● Exercise directions: Filter this material down to the lines that hold "pagaie", copying each one.

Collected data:
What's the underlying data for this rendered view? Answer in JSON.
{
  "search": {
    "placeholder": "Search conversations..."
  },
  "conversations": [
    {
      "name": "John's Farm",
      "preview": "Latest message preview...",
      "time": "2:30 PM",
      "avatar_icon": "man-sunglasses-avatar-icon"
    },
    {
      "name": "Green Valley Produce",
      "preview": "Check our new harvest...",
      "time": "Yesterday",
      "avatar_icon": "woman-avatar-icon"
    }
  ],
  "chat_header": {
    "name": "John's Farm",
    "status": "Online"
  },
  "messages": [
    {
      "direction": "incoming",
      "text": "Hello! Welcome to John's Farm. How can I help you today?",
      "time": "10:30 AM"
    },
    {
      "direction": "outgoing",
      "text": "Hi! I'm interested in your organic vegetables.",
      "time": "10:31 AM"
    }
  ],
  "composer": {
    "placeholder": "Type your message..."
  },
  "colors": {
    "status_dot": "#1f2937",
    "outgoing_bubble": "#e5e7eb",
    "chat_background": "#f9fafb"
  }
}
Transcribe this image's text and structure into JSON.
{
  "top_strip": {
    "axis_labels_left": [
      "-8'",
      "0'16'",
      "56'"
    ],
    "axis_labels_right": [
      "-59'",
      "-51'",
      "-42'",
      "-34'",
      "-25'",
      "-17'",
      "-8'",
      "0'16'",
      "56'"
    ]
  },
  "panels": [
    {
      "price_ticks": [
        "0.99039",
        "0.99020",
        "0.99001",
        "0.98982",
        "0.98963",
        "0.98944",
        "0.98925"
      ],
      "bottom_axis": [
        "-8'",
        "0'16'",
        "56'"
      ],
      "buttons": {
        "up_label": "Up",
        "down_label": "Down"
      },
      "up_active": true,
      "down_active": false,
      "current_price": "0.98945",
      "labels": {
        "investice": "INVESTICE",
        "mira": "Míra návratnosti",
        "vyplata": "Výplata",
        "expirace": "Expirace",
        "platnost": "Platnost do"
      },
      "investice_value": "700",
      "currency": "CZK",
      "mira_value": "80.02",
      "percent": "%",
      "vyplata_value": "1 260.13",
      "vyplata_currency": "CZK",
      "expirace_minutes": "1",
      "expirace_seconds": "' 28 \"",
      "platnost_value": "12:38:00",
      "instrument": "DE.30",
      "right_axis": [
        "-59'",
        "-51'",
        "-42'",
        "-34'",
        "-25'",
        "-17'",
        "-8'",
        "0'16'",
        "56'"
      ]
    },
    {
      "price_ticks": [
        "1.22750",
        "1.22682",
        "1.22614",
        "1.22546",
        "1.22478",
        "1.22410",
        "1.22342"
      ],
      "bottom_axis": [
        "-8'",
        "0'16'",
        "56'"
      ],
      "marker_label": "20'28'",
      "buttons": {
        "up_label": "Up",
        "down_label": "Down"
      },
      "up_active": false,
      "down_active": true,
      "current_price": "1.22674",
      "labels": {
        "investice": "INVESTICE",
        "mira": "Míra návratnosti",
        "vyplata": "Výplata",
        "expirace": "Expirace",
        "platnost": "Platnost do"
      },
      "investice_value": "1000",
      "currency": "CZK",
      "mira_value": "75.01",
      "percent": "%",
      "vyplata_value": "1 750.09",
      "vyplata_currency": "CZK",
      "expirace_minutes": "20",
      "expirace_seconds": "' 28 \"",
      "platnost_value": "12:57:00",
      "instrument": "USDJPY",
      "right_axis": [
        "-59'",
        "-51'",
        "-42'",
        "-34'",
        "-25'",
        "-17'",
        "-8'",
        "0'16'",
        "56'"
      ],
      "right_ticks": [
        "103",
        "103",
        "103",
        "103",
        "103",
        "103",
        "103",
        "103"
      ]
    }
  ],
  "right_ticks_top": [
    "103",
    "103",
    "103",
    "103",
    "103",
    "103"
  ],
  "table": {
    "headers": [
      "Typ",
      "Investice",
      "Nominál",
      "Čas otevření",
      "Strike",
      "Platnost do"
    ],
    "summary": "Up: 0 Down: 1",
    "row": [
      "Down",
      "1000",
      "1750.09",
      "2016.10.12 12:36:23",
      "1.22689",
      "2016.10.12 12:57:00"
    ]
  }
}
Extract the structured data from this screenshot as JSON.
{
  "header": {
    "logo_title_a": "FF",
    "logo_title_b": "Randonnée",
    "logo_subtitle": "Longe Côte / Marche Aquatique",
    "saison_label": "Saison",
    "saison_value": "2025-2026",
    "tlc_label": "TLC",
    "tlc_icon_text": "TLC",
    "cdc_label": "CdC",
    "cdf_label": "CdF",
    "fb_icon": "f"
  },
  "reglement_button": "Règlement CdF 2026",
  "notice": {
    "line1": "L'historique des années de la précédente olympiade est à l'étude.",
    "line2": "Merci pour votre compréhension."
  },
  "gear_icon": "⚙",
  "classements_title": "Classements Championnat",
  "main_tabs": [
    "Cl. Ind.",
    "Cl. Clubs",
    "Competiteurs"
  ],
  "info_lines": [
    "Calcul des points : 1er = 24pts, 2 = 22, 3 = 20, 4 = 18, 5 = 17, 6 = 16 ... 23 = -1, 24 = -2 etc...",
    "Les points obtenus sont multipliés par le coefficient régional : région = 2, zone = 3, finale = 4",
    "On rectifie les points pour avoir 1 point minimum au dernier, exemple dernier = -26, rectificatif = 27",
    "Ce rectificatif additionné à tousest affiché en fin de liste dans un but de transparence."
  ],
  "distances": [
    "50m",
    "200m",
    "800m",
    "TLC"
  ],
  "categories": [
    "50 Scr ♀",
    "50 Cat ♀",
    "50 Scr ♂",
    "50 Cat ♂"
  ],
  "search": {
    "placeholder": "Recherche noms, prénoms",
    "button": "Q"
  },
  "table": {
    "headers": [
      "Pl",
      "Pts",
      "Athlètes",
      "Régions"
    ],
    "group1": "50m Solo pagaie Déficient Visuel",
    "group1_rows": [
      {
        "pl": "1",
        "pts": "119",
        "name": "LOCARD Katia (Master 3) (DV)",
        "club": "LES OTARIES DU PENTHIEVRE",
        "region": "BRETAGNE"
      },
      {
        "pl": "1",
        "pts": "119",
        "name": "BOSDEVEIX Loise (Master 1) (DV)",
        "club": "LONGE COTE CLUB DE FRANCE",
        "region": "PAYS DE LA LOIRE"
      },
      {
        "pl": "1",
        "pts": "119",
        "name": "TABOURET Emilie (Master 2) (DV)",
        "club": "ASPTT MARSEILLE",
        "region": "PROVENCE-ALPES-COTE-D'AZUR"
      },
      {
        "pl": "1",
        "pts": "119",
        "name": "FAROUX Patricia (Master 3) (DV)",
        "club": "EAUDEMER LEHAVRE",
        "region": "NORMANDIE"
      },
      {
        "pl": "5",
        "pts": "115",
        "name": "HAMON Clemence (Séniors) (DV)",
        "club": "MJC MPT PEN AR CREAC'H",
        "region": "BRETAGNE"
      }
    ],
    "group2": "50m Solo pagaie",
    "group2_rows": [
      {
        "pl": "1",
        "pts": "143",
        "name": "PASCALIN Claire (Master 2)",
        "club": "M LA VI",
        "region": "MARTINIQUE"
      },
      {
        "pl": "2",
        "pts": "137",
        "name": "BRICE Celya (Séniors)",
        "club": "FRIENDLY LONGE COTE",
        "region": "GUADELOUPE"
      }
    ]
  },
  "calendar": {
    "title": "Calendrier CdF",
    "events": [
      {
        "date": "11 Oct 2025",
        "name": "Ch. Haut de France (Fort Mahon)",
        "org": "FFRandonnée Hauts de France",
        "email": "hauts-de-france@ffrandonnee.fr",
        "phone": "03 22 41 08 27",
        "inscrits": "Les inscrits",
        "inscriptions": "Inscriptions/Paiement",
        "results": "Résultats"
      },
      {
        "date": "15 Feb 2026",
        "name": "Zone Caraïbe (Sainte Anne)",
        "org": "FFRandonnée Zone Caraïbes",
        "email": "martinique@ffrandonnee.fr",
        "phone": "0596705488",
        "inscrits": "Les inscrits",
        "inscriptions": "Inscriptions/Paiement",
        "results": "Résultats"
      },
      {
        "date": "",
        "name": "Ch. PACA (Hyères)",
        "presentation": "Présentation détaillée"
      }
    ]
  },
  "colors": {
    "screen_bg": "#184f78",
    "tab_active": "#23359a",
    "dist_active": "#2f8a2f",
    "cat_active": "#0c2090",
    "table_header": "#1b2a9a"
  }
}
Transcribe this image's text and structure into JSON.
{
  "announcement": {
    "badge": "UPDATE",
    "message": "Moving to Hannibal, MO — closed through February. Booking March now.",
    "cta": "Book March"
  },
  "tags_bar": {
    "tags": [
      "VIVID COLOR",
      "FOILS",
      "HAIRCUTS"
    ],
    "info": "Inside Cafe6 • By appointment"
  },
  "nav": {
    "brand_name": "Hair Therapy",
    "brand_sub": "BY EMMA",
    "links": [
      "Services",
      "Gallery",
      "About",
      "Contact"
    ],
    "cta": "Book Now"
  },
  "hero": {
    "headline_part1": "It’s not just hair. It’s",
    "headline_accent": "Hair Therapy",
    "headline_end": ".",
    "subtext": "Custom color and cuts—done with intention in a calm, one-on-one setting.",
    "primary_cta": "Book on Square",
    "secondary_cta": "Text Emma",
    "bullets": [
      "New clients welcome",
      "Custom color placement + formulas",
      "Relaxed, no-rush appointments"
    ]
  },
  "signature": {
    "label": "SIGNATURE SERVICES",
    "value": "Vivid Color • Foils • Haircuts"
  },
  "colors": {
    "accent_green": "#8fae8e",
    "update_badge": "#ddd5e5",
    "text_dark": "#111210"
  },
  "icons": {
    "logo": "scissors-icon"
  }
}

● Solution to this problem:
    "group1": "50m Solo pagaie Déficient Visuel",
    "group2": "50m Solo pagaie",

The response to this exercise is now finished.